-- GIVEN TASK --
Reproduce each line bearing the word "Create".

───── RECORDED INFORMATION ─────

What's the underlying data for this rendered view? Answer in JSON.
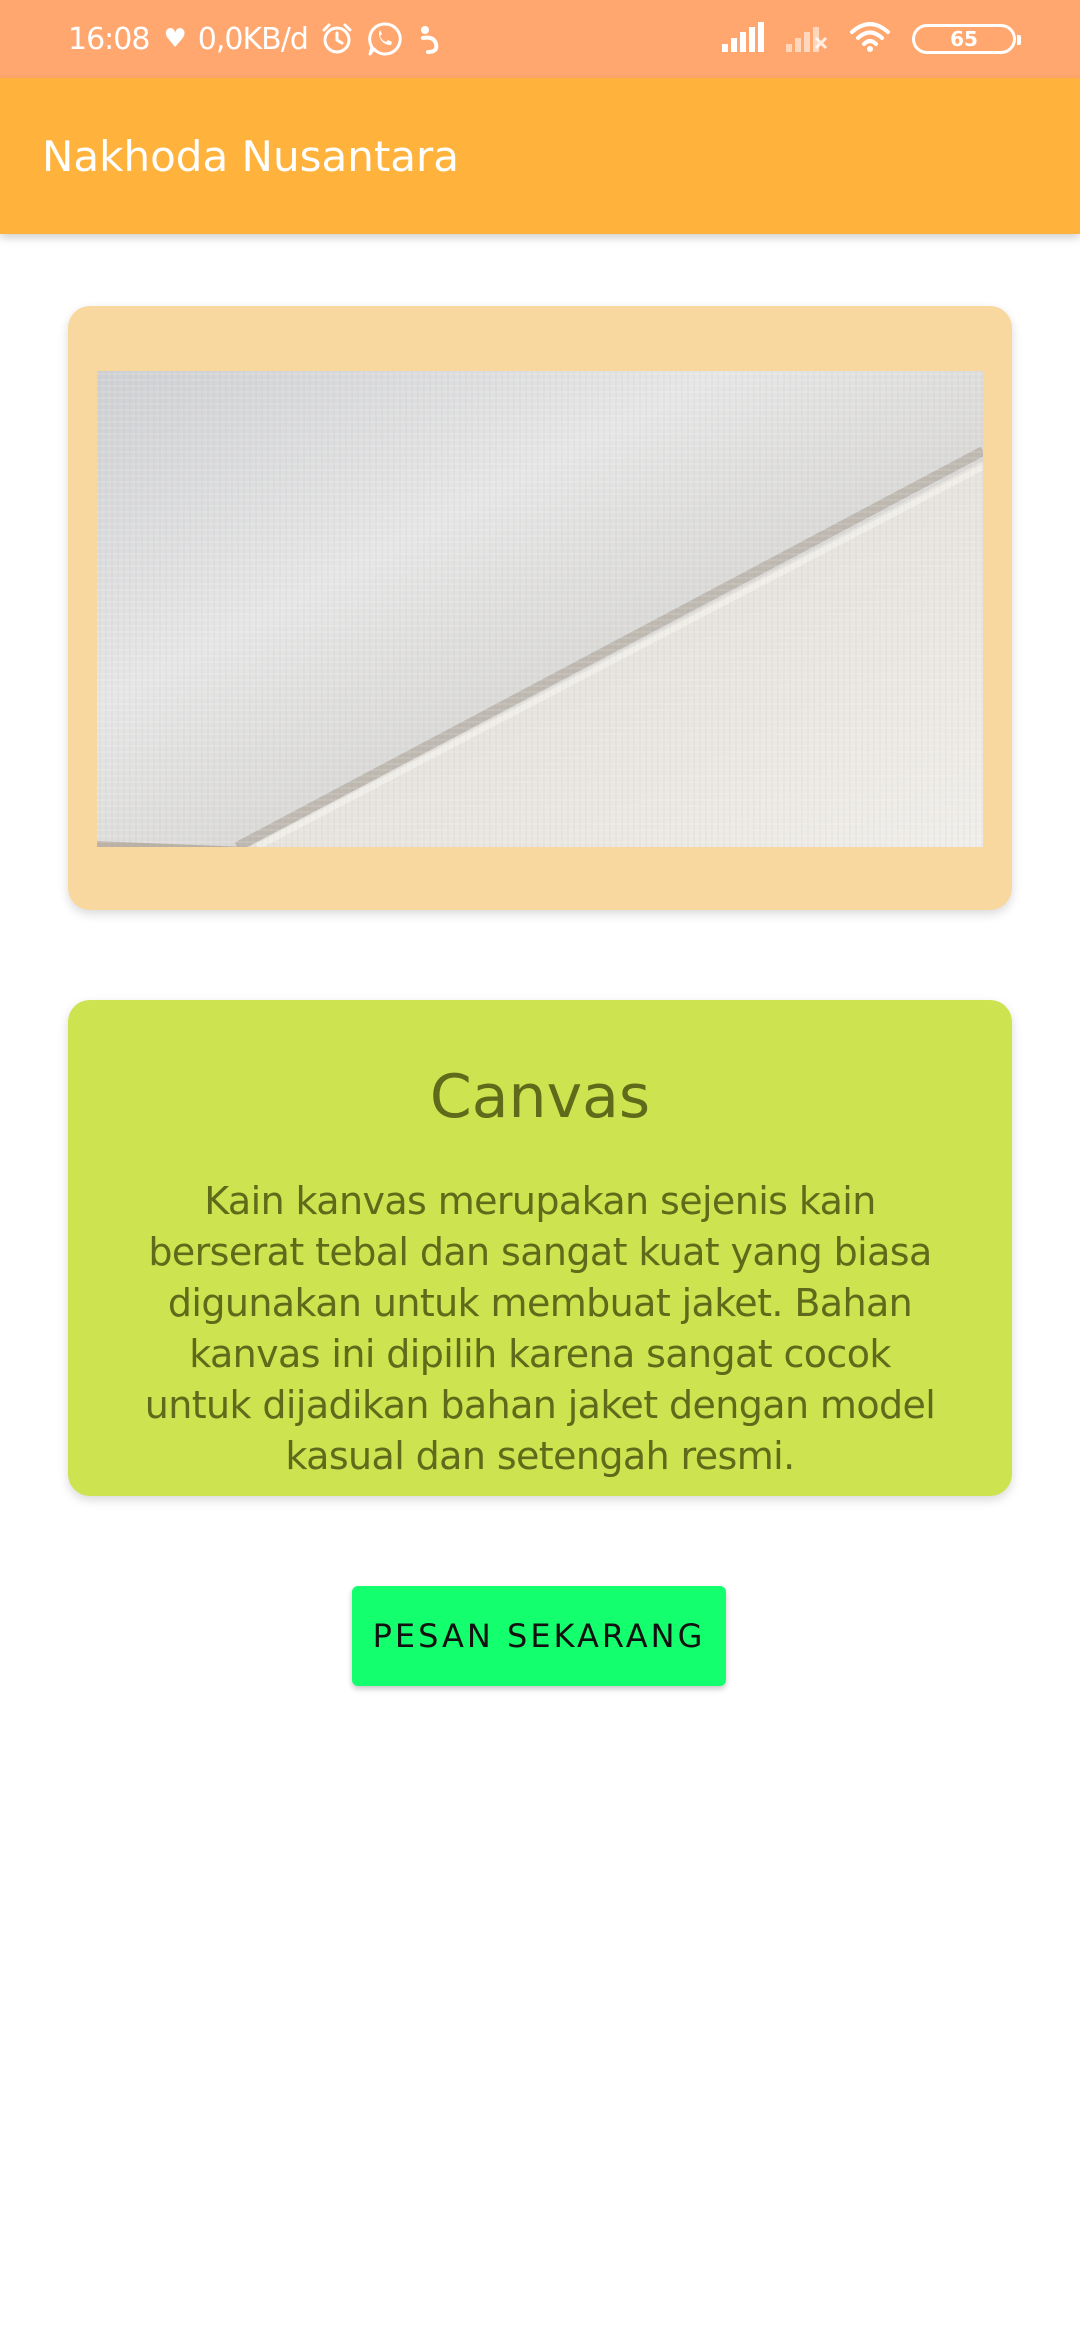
{
  "status_bar": {
    "time": "16:08",
    "network_speed": "0,0KB/d",
    "battery_level": "65",
    "icons": [
      "heart-icon",
      "alarm-icon",
      "whatsapp-icon",
      "notification-icon",
      "signal-icon",
      "signal-weak-icon",
      "wifi-icon",
      "battery-icon"
    ]
  },
  "app_bar": {
    "title": "Nakhoda Nusantara"
  },
  "product": {
    "name": "Canvas",
    "description": "Kain kanvas merupakan sejenis kain berserat tebal dan sangat kuat yang biasa digunakan untuk membuat jaket. Bahan kanvas ini dipilih karena sangat cocok untuk dijadikan bahan jaket dengan model kasual dan setengah resmi."
  },
  "actions": {
    "order_label": "PESAN SEKARANG"
  },
  "colors": {
    "status_bar": "#FFA76E",
    "app_bar": "#FFB23C",
    "image_card": "#F8D89E",
    "desc_card": "#CDE350",
    "desc_text": "#5F6A1A",
    "order_button": "#14FF6E"
  }
}
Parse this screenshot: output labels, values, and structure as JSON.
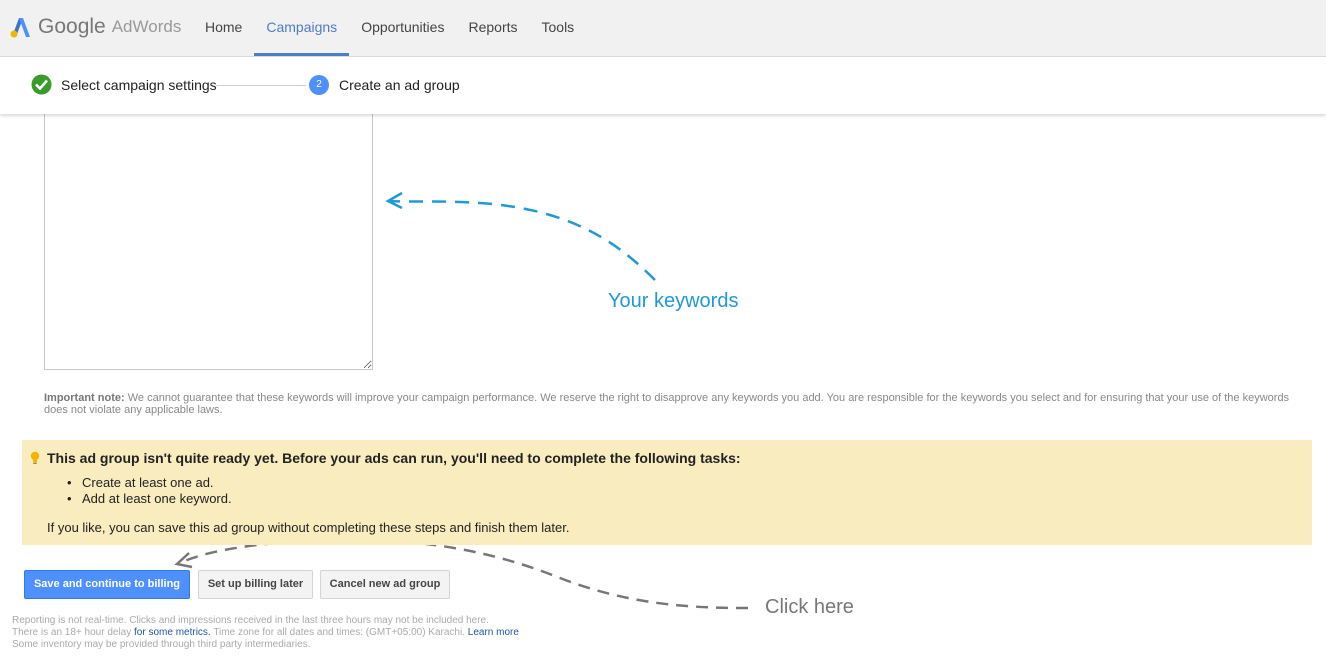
{
  "header": {
    "brand_google": "Google",
    "brand_product": "AdWords",
    "nav": [
      {
        "label": "Home",
        "active": false
      },
      {
        "label": "Campaigns",
        "active": true
      },
      {
        "label": "Opportunities",
        "active": false
      },
      {
        "label": "Reports",
        "active": false
      },
      {
        "label": "Tools",
        "active": false
      }
    ]
  },
  "stepper": {
    "step1_label": "Select campaign settings",
    "step2_number": "2",
    "step2_label": "Create an ad group"
  },
  "keywords": {
    "value": ""
  },
  "important_note": {
    "label": "Important note:",
    "text": " We cannot guarantee that these keywords will improve your campaign performance. We reserve the right to disapprove any keywords you add. You are responsible for the keywords you select and for ensuring that your use of the keywords does not violate any applicable laws."
  },
  "annotations": {
    "keywords": "Your keywords",
    "click": "Click here"
  },
  "warning": {
    "title": "This ad group isn't quite ready yet. Before your ads can run, you'll need to complete the following tasks:",
    "tasks": [
      "Create at least one ad.",
      "Add at least one keyword."
    ],
    "footer": "If you like, you can save this ad group without completing these steps and finish them later."
  },
  "buttons": {
    "save": "Save and continue to billing",
    "billing_later": "Set up billing later",
    "cancel": "Cancel new ad group"
  },
  "footer": {
    "line1": "Reporting is not real-time. Clicks and impressions received in the last three hours may not be included here.",
    "line2_pre": "There is an 18+ hour delay ",
    "line2_link": "for some metrics.",
    "line2_post": " Time zone for all dates and times: (GMT+05:00) Karachi. ",
    "line2_learn": "Learn more",
    "line3": "Some inventory may be provided through third party intermediaries."
  },
  "colors": {
    "accent": "#4d7cc8",
    "primary_button": "#4d90fe",
    "warning_bg": "#f9ecbe",
    "annotation_blue": "#1e9ad6",
    "check_green": "#3a9a2a"
  },
  "icons": [
    "adwords-logo-icon",
    "check-circle-icon",
    "lightbulb-icon",
    "resize-handle-icon"
  ]
}
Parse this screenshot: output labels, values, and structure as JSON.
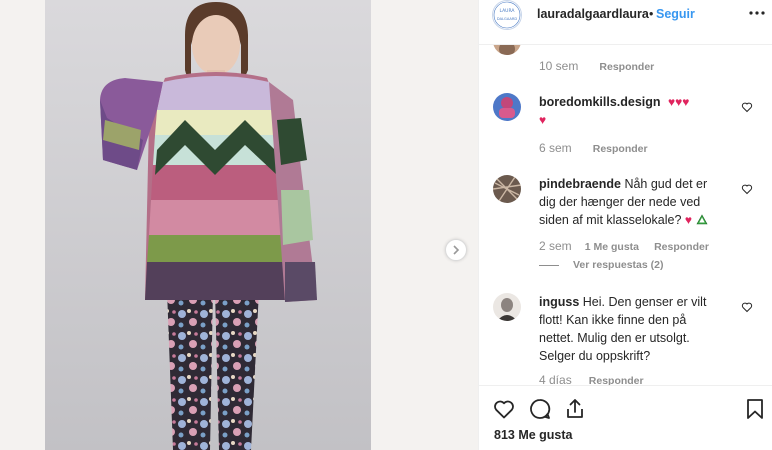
{
  "header": {
    "username": "lauradalgaardlaura",
    "separator": "•",
    "follow_label": "Seguir",
    "more_icon": "more-options-icon",
    "logo_lines": [
      "LAURA",
      "DALGAARD"
    ]
  },
  "top_comment": {
    "time": "10 sem",
    "reply_label": "Responder"
  },
  "comments": [
    {
      "username": "boredomkills.design",
      "text": "♥♥♥",
      "text_line2": "♥",
      "time": "6 sem",
      "reply_label": "Responder"
    },
    {
      "username": "pindebraende",
      "text_line1": " Nåh gud det er",
      "text_line2": "dig der hænger der nede ved",
      "text_line3": "siden af mit klasselokale?",
      "emoji": "♥",
      "time": "2 sem",
      "likes": "1 Me gusta",
      "reply_label": "Responder",
      "view_replies": "Ver respuestas (2)"
    },
    {
      "username": "inguss",
      "text_line1": " Hei. Den genser er vilt",
      "text_line2": "flott! Kan ikke finne den på",
      "text_line3": "nettet. Mulig den er utsolgt.",
      "text_line4": "Selger du oppskrift?",
      "time": "4 días",
      "reply_label": "Responder"
    }
  ],
  "actions": {
    "likes": "813 Me gusta",
    "icons": [
      "heart-icon",
      "comment-icon",
      "share-icon",
      "bookmark-icon"
    ]
  },
  "colors": {
    "link_blue": "#3897f0",
    "heart_red": "#e0245e",
    "muted": "#8e8e8e",
    "text": "#262626"
  }
}
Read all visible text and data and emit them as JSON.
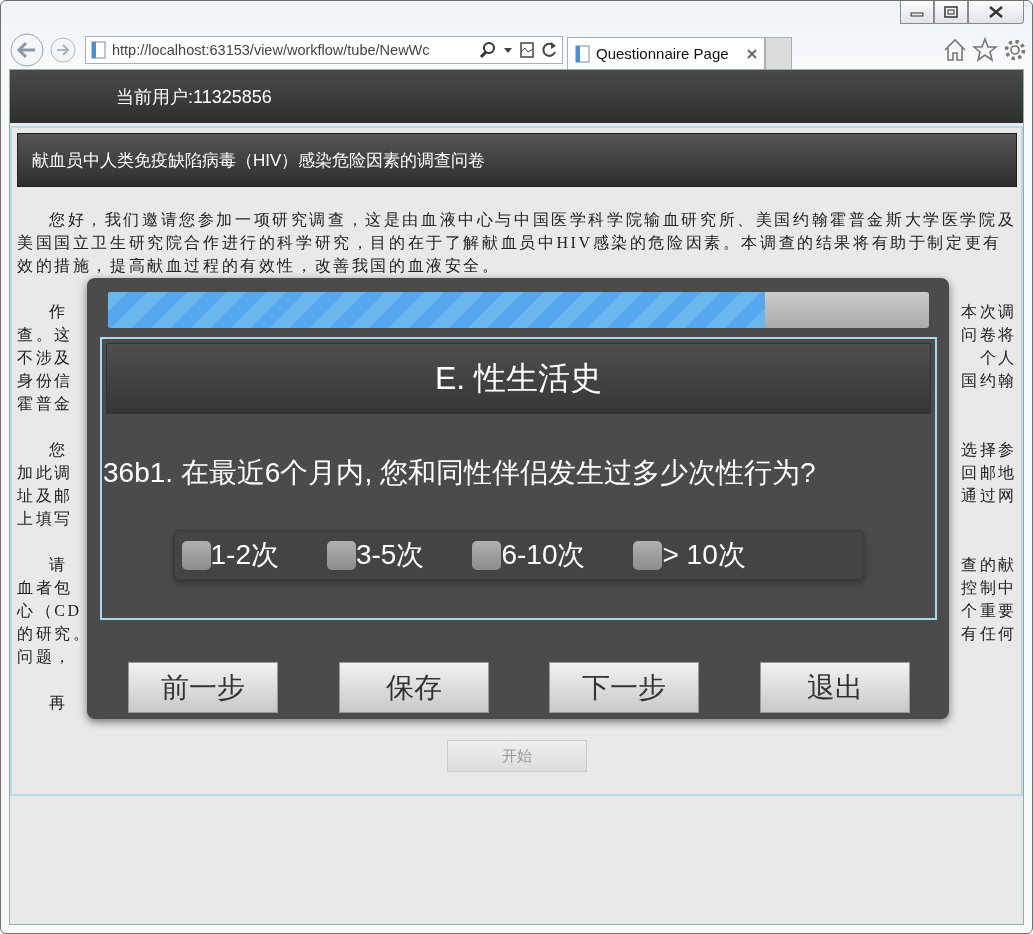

─────

-- WRITTEN SOLUTION --
    "step2_label": "Create an ad group"
      "Create at least one ad.",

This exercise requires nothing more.